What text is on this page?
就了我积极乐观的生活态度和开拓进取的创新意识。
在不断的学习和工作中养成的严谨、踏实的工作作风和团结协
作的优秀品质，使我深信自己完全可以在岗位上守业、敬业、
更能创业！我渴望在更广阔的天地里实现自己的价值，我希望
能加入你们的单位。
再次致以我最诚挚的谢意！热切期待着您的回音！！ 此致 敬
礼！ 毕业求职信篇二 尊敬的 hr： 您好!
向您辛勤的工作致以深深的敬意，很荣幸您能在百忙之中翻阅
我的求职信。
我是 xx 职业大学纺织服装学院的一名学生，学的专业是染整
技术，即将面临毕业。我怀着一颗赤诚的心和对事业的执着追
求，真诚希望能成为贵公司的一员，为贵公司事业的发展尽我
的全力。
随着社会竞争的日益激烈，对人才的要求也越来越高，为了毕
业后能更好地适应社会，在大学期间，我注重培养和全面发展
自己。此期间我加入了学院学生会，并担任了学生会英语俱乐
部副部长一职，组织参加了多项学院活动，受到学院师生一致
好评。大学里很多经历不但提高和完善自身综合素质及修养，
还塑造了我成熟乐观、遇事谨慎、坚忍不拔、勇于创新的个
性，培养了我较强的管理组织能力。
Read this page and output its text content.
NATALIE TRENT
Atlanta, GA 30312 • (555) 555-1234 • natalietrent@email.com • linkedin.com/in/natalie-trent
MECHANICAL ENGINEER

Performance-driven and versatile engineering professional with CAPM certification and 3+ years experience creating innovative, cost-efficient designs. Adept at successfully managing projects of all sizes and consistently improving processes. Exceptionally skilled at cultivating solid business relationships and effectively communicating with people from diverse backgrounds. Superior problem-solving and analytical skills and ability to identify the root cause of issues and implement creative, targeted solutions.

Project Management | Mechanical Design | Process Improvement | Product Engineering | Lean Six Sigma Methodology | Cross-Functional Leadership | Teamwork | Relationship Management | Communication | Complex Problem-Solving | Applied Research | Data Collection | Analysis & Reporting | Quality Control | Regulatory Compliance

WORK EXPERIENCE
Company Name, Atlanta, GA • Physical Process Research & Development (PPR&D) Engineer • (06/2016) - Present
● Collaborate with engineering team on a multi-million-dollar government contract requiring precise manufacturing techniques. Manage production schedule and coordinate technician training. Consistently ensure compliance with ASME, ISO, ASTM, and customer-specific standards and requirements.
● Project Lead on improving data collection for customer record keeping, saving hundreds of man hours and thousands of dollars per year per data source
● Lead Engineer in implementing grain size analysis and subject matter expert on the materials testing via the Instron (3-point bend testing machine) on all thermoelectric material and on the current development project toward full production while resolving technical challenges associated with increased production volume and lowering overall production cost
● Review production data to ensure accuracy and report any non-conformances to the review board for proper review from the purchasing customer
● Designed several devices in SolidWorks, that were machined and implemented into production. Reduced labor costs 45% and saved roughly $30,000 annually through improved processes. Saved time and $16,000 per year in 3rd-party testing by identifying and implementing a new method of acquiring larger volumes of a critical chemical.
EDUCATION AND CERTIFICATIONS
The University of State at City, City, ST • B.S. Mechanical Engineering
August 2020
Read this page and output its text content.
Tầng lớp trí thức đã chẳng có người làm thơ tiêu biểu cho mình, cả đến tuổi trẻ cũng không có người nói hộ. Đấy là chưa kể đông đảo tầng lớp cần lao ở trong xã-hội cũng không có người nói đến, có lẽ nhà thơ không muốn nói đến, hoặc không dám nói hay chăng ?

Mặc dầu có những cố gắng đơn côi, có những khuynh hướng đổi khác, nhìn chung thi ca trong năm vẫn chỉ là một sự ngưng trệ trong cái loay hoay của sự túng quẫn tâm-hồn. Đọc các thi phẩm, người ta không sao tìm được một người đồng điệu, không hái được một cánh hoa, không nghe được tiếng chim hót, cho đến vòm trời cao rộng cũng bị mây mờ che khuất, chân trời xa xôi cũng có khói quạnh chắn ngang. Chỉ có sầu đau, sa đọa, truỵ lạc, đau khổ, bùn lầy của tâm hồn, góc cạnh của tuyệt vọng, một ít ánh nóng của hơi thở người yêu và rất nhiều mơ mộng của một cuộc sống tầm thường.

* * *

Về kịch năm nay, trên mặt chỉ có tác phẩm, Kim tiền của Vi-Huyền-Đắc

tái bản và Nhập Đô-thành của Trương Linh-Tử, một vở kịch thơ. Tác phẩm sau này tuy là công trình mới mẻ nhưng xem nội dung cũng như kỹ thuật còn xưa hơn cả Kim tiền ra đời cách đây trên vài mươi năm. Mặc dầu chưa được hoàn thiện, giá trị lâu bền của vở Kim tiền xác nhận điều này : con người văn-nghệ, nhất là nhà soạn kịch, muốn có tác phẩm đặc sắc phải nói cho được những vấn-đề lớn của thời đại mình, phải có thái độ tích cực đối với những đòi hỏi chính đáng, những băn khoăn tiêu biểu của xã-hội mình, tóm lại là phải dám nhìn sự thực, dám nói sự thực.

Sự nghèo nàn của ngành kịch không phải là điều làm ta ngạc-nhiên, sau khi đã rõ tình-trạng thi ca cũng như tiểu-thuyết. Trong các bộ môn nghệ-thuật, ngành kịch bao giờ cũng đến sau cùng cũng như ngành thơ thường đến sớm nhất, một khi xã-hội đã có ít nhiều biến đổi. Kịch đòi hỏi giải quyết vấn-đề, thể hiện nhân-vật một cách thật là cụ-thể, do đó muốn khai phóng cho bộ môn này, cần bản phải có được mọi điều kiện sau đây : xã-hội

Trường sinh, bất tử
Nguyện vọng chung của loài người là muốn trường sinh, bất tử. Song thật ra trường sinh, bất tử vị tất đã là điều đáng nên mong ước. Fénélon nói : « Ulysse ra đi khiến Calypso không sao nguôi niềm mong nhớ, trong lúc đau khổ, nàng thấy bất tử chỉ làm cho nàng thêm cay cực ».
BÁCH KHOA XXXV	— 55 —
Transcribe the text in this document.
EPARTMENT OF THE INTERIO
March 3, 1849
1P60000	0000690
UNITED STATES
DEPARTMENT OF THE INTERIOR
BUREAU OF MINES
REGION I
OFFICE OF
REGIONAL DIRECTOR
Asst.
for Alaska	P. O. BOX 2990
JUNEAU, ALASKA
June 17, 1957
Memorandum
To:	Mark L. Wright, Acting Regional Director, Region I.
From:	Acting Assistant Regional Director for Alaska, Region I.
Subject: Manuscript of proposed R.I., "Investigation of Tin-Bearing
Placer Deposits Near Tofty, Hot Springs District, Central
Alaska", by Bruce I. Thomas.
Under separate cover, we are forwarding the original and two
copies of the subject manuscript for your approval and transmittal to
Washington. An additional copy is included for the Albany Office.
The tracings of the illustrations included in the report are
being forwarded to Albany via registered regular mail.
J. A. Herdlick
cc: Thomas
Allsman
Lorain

::::::::::

◆ What needs to be done
Could you quote the material above in full, exactly as it stands?

◆ Full output
What text is on this page?
就了我积极乐观的生活态度和开拓进取的创新意识。
在不断的学习和工作中养成的严谨、踏实的工作作风和团结协
作的优秀品质，使我深信自己完全可以在岗位上守业、敬业、
更能创业！我渴望在更广阔的天地里实现自己的价值，我希望
能加入你们的单位。
再次致以我最诚挚的谢意！热切期待着您的回音！！ 此致 敬
礼！ 毕业求职信篇二 尊敬的 hr： 您好!
向您辛勤的工作致以深深的敬意，很荣幸您能在百忙之中翻阅
我的求职信。
我是 xx 职业大学纺织服装学院的一名学生，学的专业是染整
技术，即将面临毕业。我怀着一颗赤诚的心和对事业的执着追
求，真诚希望能成为贵公司的一员，为贵公司事业的发展尽我
的全力。
随着社会竞争的日益激烈，对人才的要求也越来越高，为了毕
业后能更好地适应社会，在大学期间，我注重培养和全面发展
自己。此期间我加入了学院学生会，并担任了学生会英语俱乐
部副部长一职，组织参加了多项学院活动，受到学院师生一致
好评。大学里很多经历不但提高和完善自身综合素质及修养，
还塑造了我成熟乐观、遇事谨慎、坚忍不拔、勇于创新的个
性，培养了我较强的管理组织能力。
Read this page and output its text content.
NATALIE TRENT
Atlanta, GA 30312 • (555) 555-1234 • natalietrent@email.com • linkedin.com/in/natalie-trent
MECHANICAL ENGINEER

Performance-driven and versatile engineering professional with CAPM certification and 3+ years experience creating innovative, cost-efficient designs. Adept at successfully managing projects of all sizes and consistently improving processes. Exceptionally skilled at cultivating solid business relationships and effectively communicating with people from diverse backgrounds. Superior problem-solving and analytical skills and ability to identify the root cause of issues and implement creative, targeted solutions.

Project Management | Mechanical Design | Process Improvement | Product Engineering | Lean Six Sigma Methodology | Cross-Functional Leadership | Teamwork | Relationship Management | Communication | Complex Problem-Solving | Applied Research | Data Collection | Analysis & Reporting | Quality Control | Regulatory Compliance

WORK EXPERIENCE
Company Name, Atlanta, GA • Physical Process Research & Development (PPR&D) Engineer • (06/2016) - Present
● Collaborate with engineering team on a multi-million-dollar government contract requiring precise manufacturing techniques. Manage production schedule and coordinate technician training. Consistently ensure compliance with ASME, ISO, ASTM, and customer-specific standards and requirements.
● Project Lead on improving data collection for customer record keeping, saving hundreds of man hours and thousands of dollars per year per data source
● Lead Engineer in implementing grain size analysis and subject matter expert on the materials testing via the Instron (3-point bend testing machine) on all thermoelectric material and on the current development project toward full production while resolving technical challenges associated with increased production volume and lowering overall production cost
● Review production data to ensure accuracy and report any non-conformances to the review board for proper review from the purchasing customer
● Designed several devices in SolidWorks, that were machined and implemented into production. Reduced labor costs 45% and saved roughly $30,000 annually through improved processes. Saved time and $16,000 per year in 3rd-party testing by identifying and implementing a new method of acquiring larger volumes of a critical chemical.
EDUCATION AND CERTIFICATIONS
The University of State at City, City, ST • B.S. Mechanical Engineering
August 2020
Read this page and output its text content.
Tầng lớp trí thức đã chẳng có người làm thơ tiêu biểu cho mình, cả đến tuổi trẻ cũng không có người nói hộ. Đấy là chưa kể đông đảo tầng lớp cần lao ở trong xã-hội cũng không có người nói đến, có lẽ nhà thơ không muốn nói đến, hoặc không dám nói hay chăng ?

Mặc dầu có những cố gắng đơn côi, có những khuynh hướng đổi khác, nhìn chung thi ca trong năm vẫn chỉ là một sự ngưng trệ trong cái loay hoay của sự túng quẫn tâm-hồn. Đọc các thi phẩm, người ta không sao tìm được một người đồng điệu, không hái được một cánh hoa, không nghe được tiếng chim hót, cho đến vòm trời cao rộng cũng bị mây mờ che khuất, chân trời xa xôi cũng có khói quạnh chắn ngang. Chỉ có sầu đau, sa đọa, truỵ lạc, đau khổ, bùn lầy của tâm hồn, góc cạnh của tuyệt vọng, một ít ánh nóng của hơi thở người yêu và rất nhiều mơ mộng của một cuộc sống tầm thường.

* * *

Về kịch năm nay, trên mặt chỉ có tác phẩm, Kim tiền của Vi-Huyền-Đắc

tái bản và Nhập Đô-thành của Trương Linh-Tử, một vở kịch thơ. Tác phẩm sau này tuy là công trình mới mẻ nhưng xem nội dung cũng như kỹ thuật còn xưa hơn cả Kim tiền ra đời cách đây trên vài mươi năm. Mặc dầu chưa được hoàn thiện, giá trị lâu bền của vở Kim tiền xác nhận điều này : con người văn-nghệ, nhất là nhà soạn kịch, muốn có tác phẩm đặc sắc phải nói cho được những vấn-đề lớn của thời đại mình, phải có thái độ tích cực đối với những đòi hỏi chính đáng, những băn khoăn tiêu biểu của xã-hội mình, tóm lại là phải dám nhìn sự thực, dám nói sự thực.

Sự nghèo nàn của ngành kịch không phải là điều làm ta ngạc-nhiên, sau khi đã rõ tình-trạng thi ca cũng như tiểu-thuyết. Trong các bộ môn nghệ-thuật, ngành kịch bao giờ cũng đến sau cùng cũng như ngành thơ thường đến sớm nhất, một khi xã-hội đã có ít nhiều biến đổi. Kịch đòi hỏi giải quyết vấn-đề, thể hiện nhân-vật một cách thật là cụ-thể, do đó muốn khai phóng cho bộ môn này, cần bản phải có được mọi điều kiện sau đây : xã-hội

Trường sinh, bất tử
Nguyện vọng chung của loài người là muốn trường sinh, bất tử. Song thật ra trường sinh, bất tử vị tất đã là điều đáng nên mong ước. Fénélon nói : « Ulysse ra đi khiến Calypso không sao nguôi niềm mong nhớ, trong lúc đau khổ, nàng thấy bất tử chỉ làm cho nàng thêm cay cực ».
BÁCH KHOA XXXV	— 55 —
Transcribe the text in this document.
EPARTMENT OF THE INTERIO
March 3, 1849
1P60000	0000690
UNITED STATES
DEPARTMENT OF THE INTERIOR
BUREAU OF MINES
REGION I
OFFICE OF
REGIONAL DIRECTOR
Asst.
for Alaska	P. O. BOX 2990
JUNEAU, ALASKA
June 17, 1957
Memorandum
To:	Mark L. Wright, Acting Regional Director, Region I.
From:	Acting Assistant Regional Director for Alaska, Region I.
Subject: Manuscript of proposed R.I., "Investigation of Tin-Bearing
Placer Deposits Near Tofty, Hot Springs District, Central
Alaska", by Bruce I. Thomas.
Under separate cover, we are forwarding the original and two
copies of the subject manuscript for your approval and transmittal to
Washington. An additional copy is included for the Albany Office.
The tracings of the illustrations included in the report are
being forwarded to Albany via registered regular mail.
J. A. Herdlick
cc: Thomas
Allsman
Lorain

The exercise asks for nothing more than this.